**Requirement**
Every line below must be reproduced exactly. Copy them all.

Data excerpts
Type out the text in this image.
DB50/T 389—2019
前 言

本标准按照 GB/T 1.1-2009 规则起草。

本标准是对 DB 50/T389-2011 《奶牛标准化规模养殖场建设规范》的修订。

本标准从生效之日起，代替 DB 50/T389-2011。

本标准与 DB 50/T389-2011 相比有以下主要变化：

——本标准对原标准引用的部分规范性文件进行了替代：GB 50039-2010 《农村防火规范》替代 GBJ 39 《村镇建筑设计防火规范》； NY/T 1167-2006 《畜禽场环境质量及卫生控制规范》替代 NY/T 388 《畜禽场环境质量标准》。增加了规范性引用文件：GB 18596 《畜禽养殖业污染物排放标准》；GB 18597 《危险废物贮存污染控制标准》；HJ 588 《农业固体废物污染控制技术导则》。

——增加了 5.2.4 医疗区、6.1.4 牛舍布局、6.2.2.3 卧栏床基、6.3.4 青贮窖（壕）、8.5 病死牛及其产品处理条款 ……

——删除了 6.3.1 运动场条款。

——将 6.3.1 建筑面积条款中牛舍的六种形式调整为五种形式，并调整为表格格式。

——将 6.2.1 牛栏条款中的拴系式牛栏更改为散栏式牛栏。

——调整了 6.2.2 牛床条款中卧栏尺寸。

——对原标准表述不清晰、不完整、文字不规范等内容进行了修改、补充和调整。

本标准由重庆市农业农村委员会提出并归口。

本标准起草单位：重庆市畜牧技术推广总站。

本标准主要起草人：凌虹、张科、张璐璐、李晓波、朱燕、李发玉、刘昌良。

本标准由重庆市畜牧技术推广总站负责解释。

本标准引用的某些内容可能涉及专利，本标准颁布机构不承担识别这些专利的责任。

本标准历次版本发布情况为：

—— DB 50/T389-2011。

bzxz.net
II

**Reply**
Type out the text in this image.
DB50/T 389—2019
前 言

本标准按照 GB/T 1.1-2009 规则起草。

本标准是对 DB 50/T389-2011 《奶牛标准化规模养殖场建设规范》的修订。

本标准从生效之日起，代替 DB 50/T389-2011。

本标准与 DB 50/T389-2011 相比有以下主要变化：

——本标准对原标准引用的部分规范性文件进行了替代：GB 50039-2010 《农村防火规范》替代 GBJ 39 《村镇建筑设计防火规范》； NY/T 1167-2006 《畜禽场环境质量及卫生控制规范》替代 NY/T 388 《畜禽场环境质量标准》。增加了规范性引用文件：GB 18596 《畜禽养殖业污染物排放标准》；GB 18597 《危险废物贮存污染控制标准》；HJ 588 《农业固体废物污染控制技术导则》。

——增加了 5.2.4 医疗区、6.1.4 牛舍布局、6.2.2.3 卧栏床基、6.3.4 青贮窖（壕）、8.5 病死牛及其产品处理条款 ……

——删除了 6.3.1 运动场条款。

——将 6.3.1 建筑面积条款中牛舍的六种形式调整为五种形式，并调整为表格格式。

——将 6.2.1 牛栏条款中的拴系式牛栏更改为散栏式牛栏。

——调整了 6.2.2 牛床条款中卧栏尺寸。

——对原标准表述不清晰、不完整、文字不规范等内容进行了修改、补充和调整。

本标准由重庆市农业农村委员会提出并归口。

本标准起草单位：重庆市畜牧技术推广总站。

本标准主要起草人：凌虹、张科、张璐璐、李晓波、朱燕、李发玉、刘昌良。

本标准由重庆市畜牧技术推广总站负责解释。

本标准引用的某些内容可能涉及专利，本标准颁布机构不承担识别这些专利的责任。

本标准历次版本发布情况为：

—— DB 50/T389-2011。

bzxz.net
II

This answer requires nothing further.